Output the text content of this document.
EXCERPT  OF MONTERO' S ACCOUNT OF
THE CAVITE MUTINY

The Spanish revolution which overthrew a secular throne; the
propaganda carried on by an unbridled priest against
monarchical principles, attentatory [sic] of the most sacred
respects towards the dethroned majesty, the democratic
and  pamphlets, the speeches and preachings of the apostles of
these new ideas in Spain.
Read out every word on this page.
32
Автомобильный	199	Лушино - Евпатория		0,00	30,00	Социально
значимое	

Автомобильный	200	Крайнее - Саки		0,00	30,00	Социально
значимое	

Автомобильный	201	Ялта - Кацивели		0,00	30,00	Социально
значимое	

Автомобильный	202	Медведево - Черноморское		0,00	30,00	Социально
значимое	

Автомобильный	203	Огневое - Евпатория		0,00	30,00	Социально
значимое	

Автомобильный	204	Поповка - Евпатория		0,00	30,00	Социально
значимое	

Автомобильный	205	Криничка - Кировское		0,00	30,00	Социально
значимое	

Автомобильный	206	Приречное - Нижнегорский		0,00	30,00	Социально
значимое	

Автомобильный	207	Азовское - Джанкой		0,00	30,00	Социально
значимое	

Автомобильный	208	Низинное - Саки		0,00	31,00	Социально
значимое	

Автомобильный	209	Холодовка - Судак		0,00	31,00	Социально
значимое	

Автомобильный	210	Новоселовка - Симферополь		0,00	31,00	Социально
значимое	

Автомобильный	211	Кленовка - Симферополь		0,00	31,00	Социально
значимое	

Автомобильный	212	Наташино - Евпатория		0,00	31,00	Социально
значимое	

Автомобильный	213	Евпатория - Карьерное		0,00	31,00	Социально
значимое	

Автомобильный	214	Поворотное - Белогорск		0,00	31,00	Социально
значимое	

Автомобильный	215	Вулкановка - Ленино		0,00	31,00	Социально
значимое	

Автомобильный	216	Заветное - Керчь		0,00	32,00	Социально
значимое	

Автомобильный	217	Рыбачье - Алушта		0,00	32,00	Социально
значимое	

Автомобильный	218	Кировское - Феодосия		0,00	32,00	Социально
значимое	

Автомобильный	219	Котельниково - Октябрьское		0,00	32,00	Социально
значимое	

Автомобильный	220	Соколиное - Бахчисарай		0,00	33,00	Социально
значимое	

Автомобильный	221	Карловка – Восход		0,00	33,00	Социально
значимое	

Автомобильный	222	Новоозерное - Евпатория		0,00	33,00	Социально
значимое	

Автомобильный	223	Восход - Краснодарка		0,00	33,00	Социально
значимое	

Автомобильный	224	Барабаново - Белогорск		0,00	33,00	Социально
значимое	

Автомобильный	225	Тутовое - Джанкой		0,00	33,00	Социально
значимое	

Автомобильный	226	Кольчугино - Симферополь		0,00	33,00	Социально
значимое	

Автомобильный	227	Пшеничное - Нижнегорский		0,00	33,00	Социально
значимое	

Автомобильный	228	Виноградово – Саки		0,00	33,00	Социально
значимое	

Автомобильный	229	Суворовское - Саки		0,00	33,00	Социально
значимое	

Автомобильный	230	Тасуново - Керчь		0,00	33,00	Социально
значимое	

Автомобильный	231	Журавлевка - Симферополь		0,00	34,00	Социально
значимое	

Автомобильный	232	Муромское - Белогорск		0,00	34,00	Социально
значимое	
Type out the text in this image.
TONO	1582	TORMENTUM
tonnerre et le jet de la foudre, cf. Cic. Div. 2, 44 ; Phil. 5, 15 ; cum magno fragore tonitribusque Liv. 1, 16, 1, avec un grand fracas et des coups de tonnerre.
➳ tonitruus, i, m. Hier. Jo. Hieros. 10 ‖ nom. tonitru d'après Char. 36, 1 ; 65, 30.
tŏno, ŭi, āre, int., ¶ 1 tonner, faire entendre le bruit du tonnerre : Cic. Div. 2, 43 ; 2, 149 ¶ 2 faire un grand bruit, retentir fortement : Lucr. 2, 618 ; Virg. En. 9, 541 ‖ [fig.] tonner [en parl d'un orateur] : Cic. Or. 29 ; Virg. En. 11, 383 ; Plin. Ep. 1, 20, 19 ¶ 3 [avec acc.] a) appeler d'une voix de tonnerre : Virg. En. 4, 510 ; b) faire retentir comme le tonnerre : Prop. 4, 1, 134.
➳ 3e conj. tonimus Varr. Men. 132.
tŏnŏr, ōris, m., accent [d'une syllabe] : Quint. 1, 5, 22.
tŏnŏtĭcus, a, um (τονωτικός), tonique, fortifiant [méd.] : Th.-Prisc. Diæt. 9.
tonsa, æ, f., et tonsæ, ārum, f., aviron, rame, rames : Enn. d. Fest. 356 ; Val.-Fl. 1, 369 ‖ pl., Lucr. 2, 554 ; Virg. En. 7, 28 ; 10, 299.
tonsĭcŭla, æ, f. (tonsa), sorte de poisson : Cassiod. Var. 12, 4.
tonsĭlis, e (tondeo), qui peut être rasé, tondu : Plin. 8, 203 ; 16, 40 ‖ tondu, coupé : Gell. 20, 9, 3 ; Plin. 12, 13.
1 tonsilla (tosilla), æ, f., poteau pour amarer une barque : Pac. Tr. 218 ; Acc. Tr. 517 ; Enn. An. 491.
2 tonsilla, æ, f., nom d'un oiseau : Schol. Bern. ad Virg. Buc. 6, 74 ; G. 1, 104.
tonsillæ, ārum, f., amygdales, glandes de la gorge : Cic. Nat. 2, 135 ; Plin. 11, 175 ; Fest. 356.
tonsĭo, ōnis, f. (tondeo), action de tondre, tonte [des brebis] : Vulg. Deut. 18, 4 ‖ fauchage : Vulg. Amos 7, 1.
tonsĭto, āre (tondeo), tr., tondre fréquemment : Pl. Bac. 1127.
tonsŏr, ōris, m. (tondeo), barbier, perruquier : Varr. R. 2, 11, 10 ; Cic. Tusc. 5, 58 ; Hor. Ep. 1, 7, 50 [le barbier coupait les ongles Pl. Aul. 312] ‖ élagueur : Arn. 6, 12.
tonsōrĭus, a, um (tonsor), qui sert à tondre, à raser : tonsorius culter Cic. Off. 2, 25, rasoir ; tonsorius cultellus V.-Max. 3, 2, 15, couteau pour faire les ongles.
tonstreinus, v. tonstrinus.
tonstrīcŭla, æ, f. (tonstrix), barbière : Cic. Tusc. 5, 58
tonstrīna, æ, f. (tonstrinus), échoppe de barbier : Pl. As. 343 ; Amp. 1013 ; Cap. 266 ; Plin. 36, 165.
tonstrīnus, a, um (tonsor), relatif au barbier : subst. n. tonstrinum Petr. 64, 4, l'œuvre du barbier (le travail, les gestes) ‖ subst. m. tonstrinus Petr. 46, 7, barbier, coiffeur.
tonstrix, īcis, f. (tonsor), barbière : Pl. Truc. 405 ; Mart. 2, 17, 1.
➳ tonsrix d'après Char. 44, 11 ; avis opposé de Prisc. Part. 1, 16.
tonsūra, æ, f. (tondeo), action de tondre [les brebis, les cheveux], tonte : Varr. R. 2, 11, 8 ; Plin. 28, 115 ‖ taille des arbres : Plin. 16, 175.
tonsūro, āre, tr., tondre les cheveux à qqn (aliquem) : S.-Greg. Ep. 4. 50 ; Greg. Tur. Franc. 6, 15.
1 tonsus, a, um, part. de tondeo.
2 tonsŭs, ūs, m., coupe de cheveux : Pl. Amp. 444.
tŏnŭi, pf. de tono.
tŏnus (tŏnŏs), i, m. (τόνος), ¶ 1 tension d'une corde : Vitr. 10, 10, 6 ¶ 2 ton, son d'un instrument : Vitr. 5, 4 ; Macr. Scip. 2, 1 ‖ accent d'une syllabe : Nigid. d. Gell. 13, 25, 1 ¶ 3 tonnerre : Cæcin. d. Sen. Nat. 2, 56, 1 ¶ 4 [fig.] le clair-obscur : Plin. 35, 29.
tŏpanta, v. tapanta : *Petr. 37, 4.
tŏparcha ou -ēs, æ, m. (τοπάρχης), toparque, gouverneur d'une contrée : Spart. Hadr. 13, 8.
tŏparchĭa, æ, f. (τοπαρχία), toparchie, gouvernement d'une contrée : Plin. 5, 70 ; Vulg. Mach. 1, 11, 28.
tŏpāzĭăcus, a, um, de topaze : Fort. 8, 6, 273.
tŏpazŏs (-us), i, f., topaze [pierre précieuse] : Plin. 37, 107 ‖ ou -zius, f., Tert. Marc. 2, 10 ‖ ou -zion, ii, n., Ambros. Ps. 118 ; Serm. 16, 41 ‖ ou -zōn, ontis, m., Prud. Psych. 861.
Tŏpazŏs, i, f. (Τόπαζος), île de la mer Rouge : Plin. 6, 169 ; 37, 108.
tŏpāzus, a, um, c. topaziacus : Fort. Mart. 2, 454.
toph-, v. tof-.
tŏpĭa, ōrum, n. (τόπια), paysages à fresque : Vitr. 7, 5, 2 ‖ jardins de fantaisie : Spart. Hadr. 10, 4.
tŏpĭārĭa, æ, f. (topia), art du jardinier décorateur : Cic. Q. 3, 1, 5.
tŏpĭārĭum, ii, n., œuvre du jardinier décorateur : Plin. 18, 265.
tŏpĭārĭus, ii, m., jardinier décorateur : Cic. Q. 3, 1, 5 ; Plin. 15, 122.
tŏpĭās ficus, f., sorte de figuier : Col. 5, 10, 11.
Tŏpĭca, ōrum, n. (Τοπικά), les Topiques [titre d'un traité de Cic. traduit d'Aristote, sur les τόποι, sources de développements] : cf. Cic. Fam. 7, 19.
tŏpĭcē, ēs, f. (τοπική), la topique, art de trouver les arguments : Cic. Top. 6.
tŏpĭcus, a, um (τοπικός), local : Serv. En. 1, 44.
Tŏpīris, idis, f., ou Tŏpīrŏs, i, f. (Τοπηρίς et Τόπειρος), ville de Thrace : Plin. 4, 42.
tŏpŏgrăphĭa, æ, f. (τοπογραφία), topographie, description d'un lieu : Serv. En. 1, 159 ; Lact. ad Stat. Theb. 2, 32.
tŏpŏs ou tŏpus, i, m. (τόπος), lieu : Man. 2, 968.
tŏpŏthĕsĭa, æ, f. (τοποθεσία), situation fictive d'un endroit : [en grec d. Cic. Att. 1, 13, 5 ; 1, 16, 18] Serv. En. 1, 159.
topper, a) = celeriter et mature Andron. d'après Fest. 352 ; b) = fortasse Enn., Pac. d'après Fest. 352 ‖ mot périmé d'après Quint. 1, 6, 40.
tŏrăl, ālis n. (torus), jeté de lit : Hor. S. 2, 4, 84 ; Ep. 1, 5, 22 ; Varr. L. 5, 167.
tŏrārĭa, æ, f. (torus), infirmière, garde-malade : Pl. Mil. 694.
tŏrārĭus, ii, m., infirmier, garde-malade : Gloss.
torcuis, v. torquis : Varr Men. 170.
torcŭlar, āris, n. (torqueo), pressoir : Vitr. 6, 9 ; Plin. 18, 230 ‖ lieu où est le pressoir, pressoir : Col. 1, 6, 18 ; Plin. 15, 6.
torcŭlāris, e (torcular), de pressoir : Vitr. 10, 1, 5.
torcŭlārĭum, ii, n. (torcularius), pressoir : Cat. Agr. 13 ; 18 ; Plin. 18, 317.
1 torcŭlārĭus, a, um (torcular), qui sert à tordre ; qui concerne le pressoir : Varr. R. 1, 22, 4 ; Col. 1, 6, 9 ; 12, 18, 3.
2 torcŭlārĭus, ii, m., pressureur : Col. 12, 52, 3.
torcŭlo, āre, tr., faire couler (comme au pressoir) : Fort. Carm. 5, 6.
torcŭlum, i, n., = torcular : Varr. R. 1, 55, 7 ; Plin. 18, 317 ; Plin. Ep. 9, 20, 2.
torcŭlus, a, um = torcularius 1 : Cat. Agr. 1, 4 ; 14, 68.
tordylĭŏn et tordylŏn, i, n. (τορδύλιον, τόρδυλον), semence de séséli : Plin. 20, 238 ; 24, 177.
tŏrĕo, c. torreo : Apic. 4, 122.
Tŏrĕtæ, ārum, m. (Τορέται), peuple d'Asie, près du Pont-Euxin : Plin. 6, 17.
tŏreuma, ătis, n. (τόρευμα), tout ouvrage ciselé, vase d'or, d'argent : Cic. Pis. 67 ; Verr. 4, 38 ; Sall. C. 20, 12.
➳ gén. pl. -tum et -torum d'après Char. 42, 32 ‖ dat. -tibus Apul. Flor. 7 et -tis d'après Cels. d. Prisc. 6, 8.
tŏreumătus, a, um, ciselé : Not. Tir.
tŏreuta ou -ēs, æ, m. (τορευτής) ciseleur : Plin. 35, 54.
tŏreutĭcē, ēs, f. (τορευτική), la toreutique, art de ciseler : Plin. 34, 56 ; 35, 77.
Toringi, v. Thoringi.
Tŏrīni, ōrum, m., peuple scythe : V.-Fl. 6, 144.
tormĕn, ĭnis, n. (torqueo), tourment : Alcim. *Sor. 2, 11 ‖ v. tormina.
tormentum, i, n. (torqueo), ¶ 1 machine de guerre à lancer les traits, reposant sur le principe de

---

Copy every line of the records above that holds the word "Quint".

## FINAL ANSWER
tŏnŏr, ōris, m., accent [d'une syllabe] : Quint. 1, 5, 22.
topper, a) = celeriter et mature Andron. d'après Fest. 352 ; b) = fortasse Enn., Pac. d'après Fest. 352 ‖ mot périmé d'après Quint. 1, 6, 40.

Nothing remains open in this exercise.